- **OBJECTIVE**
Reproduce without any change the lines starting with the line containing "cell-solvent-state: Líquido: [242, 423, 315, 448]" and ending with the line containing "cell-example: Oxigênio na", including both of those lines.

[Start]

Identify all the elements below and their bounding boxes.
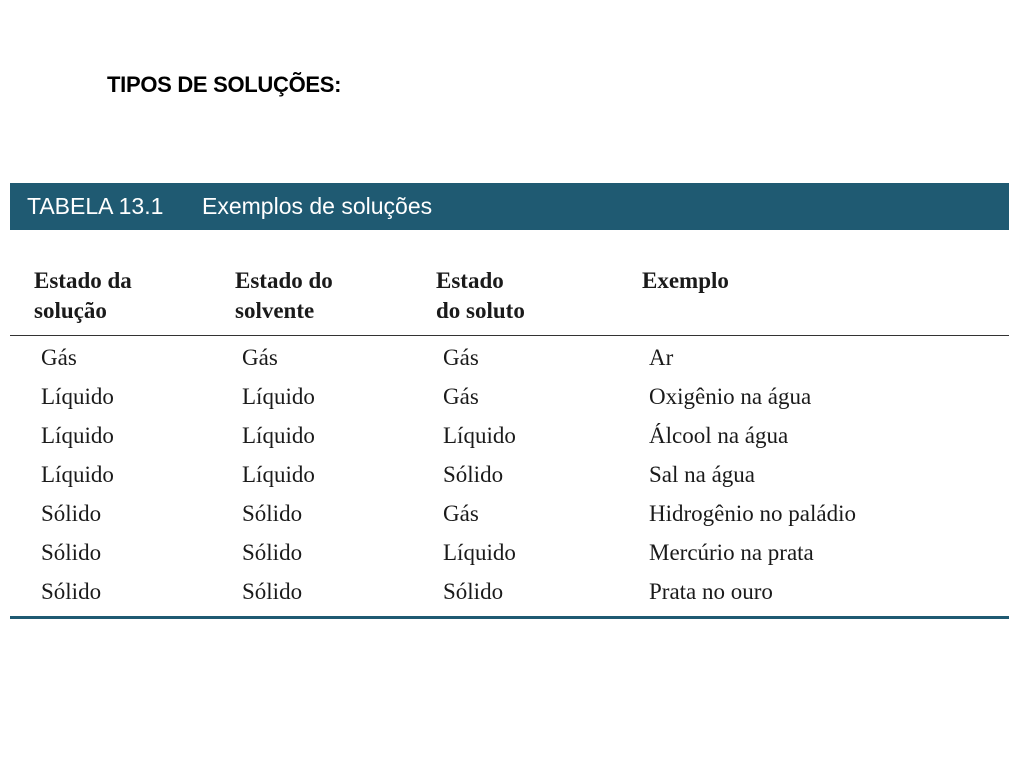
cell-solvent-state: Líquido: [242, 423, 315, 448]
solutions-table: [10, 230, 1009, 616]
cell-example: Ar: [649, 345, 674, 370]
cell-solute-state: Gás: [443, 345, 479, 370]
cell-solution-state: Líquido: [41, 384, 114, 409]
cell-solute-state: Líquido: [443, 540, 516, 565]
cell-solution-state: Sólido: [41, 540, 102, 565]
cell-solvent-state: Sólido: [242, 579, 303, 604]
cell-example: Hidrogênio no paládio: [649, 501, 856, 526]
cell-solution-state: Gás: [41, 345, 77, 370]
table-bottom-rule: [10, 616, 1009, 619]
table-header: [10, 230, 1009, 336]
cell-example: Oxigênio na água: [649, 384, 812, 409]
header-solvent-state-line1: Estado do: [235, 268, 333, 293]
cell-solute-state: Gás: [443, 384, 479, 409]
cell-example: Mercúrio na prata: [649, 540, 814, 565]
cell-solute-state: Gás: [443, 501, 479, 526]
cell-solute-state: Líquido: [443, 423, 516, 448]
header-solute-state: [436, 230, 642, 336]
cell-solution-state: Líquido: [41, 423, 114, 448]
cell-solute-state: Sólido: [443, 579, 504, 604]
table-caption-bar: [10, 183, 1009, 230]
header-solute-state-line1: Estado: [436, 268, 504, 293]
cell-solvent-state: Sólido: [242, 540, 303, 565]
header-solvent-state-line2: solvente: [235, 298, 315, 323]
table-body: [10, 336, 1009, 617]
cell-solvent-state: Líquido: [242, 462, 315, 487]
header-solution-state: [10, 230, 235, 336]
table-row: [10, 416, 1009, 455]
page-title: TIPOS DE SOLUÇÕES:: [107, 72, 342, 97]
header-example: [642, 230, 1009, 336]
table-caption-number: TABELA 13.1: [27, 193, 164, 219]
cell-solvent-state: Gás: [242, 345, 278, 370]
cell-solution-state: Líquido: [41, 462, 114, 487]
cell-solvent-state: Sólido: [242, 501, 303, 526]
cell-solvent-state: Líquido: [242, 384, 315, 409]
cell-solute-state: Sólido: [443, 462, 504, 487]
table-row: [10, 336, 1009, 378]
header-solution-state-line2: solução: [34, 298, 107, 323]
solutions-table-block: [10, 183, 1009, 619]
table-header-row: [10, 230, 1009, 336]
table-row: [10, 455, 1009, 494]
table-caption-text: Exemplos de soluções: [202, 193, 433, 219]
cell-example: Prata no ouro: [649, 579, 773, 604]
cell-solution-state: Sólido: [41, 579, 102, 604]
table-row: [10, 533, 1009, 572]
header-solute-state-line2: do soluto: [436, 298, 525, 323]
header-example-label: Exemplo: [642, 268, 729, 293]
header-solvent-state: [235, 230, 436, 336]
cell-solution-state: Sólido: [41, 501, 102, 526]
table-row: [10, 572, 1009, 616]
table-row: [10, 377, 1009, 416]
header-solution-state-line1: Estado da: [34, 268, 132, 293]
table-row: [10, 494, 1009, 533]
cell-example: Sal na água: [649, 462, 756, 487]
cell-example: Álcool na água: [649, 423, 789, 448]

[End]

- **FULL SOLUTION**
cell-solvent-state: Líquido: [242, 423, 315, 448]
solutions-table: [10, 230, 1009, 616]
cell-example: Ar: [649, 345, 674, 370]
cell-solute-state: Gás: [443, 345, 479, 370]
cell-solution-state: Líquido: [41, 384, 114, 409]
cell-solute-state: Líquido: [443, 540, 516, 565]
cell-solution-state: Sólido: [41, 540, 102, 565]
cell-solvent-state: Sólido: [242, 579, 303, 604]
cell-example: Hidrogênio no paládio: [649, 501, 856, 526]
cell-solution-state: Gás: [41, 345, 77, 370]
table-bottom-rule: [10, 616, 1009, 619]
table-header: [10, 230, 1009, 336]
cell-example: Oxigênio na água: [649, 384, 812, 409]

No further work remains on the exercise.